__Task to carry out__
Skip the pictures and repeat each line of the data exactly.

======== Exercise material

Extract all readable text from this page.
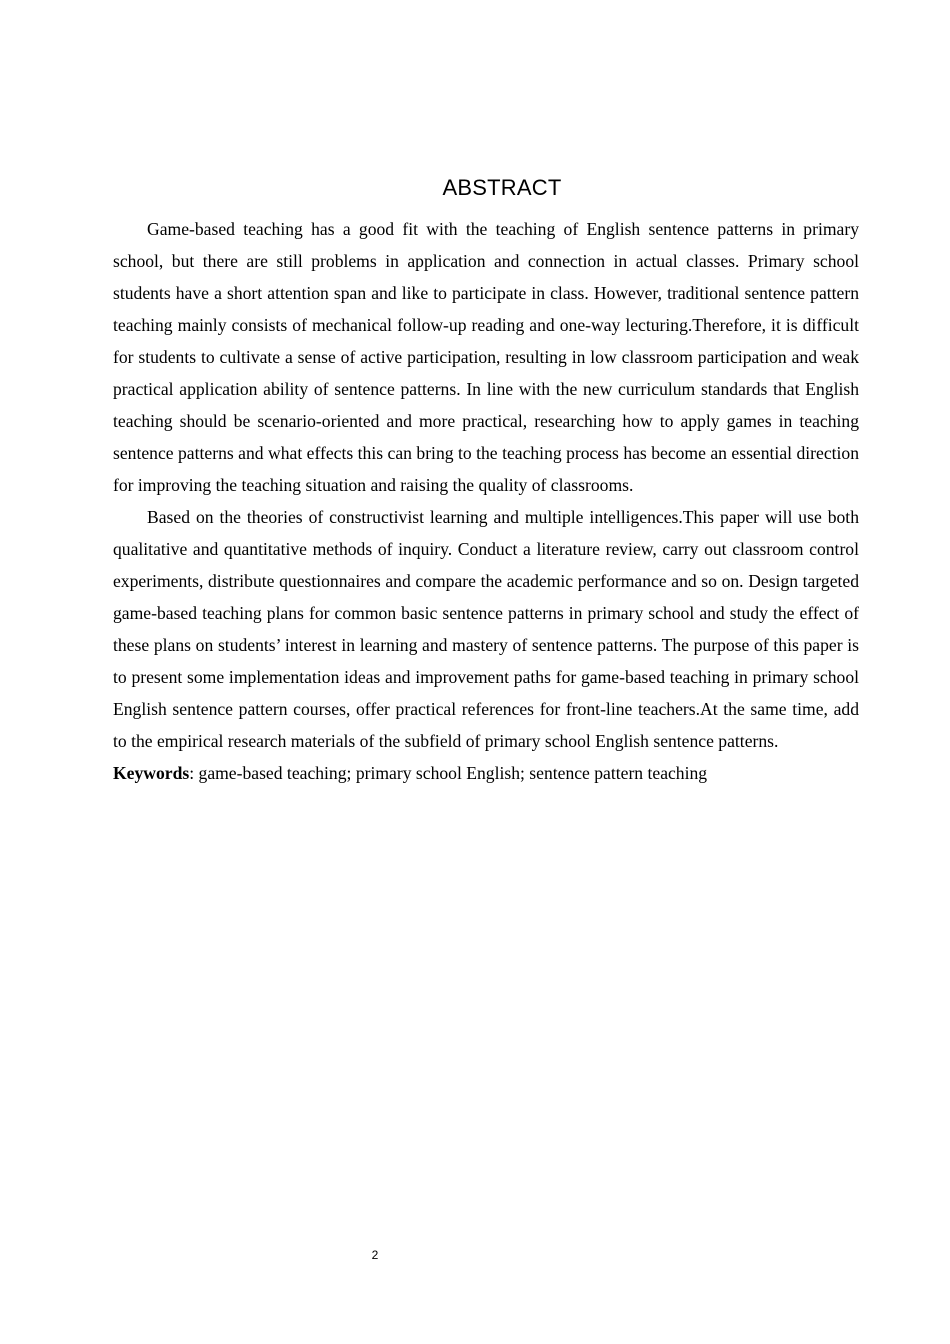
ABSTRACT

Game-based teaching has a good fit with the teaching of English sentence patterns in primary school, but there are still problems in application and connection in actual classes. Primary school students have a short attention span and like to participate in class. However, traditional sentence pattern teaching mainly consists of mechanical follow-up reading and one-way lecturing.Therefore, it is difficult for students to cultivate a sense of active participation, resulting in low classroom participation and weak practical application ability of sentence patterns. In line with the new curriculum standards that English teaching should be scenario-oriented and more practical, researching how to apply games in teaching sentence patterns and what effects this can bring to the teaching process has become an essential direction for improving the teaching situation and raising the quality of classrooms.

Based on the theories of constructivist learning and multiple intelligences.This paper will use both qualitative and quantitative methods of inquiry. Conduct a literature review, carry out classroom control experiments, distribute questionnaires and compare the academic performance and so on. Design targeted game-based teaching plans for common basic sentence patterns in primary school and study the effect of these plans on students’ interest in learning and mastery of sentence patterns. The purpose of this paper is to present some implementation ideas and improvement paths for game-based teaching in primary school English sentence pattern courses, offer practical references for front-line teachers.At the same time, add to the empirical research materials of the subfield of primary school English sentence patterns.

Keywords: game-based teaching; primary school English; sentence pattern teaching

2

================

__Output below__
Extract all readable text from this page.
ABSTRACT

Game-based teaching has a good fit with the teaching of English sentence patterns in primary school, but there are still problems in application and connection in actual classes. Primary school students have a short attention span and like to participate in class. However, traditional sentence pattern teaching mainly consists of mechanical follow-up reading and one-way lecturing.Therefore, it is difficult for students to cultivate a sense of active participation, resulting in low classroom participation and weak practical application ability of sentence patterns. In line with the new curriculum standards that English teaching should be scenario-oriented and more practical, researching how to apply games in teaching sentence patterns and what effects this can bring to the teaching process has become an essential direction for improving the teaching situation and raising the quality of classrooms.

Based on the theories of constructivist learning and multiple intelligences.This paper will use both qualitative and quantitative methods of inquiry. Conduct a literature review, carry out classroom control experiments, distribute questionnaires and compare the academic performance and so on. Design targeted game-based teaching plans for common basic sentence patterns in primary school and study the effect of these plans on students’ interest in learning and mastery of sentence patterns. The purpose of this paper is to present some implementation ideas and improvement paths for game-based teaching in primary school English sentence pattern courses, offer practical references for front-line teachers.At the same time, add to the empirical research materials of the subfield of primary school English sentence patterns.

Keywords: game-based teaching; primary school English; sentence pattern teaching

2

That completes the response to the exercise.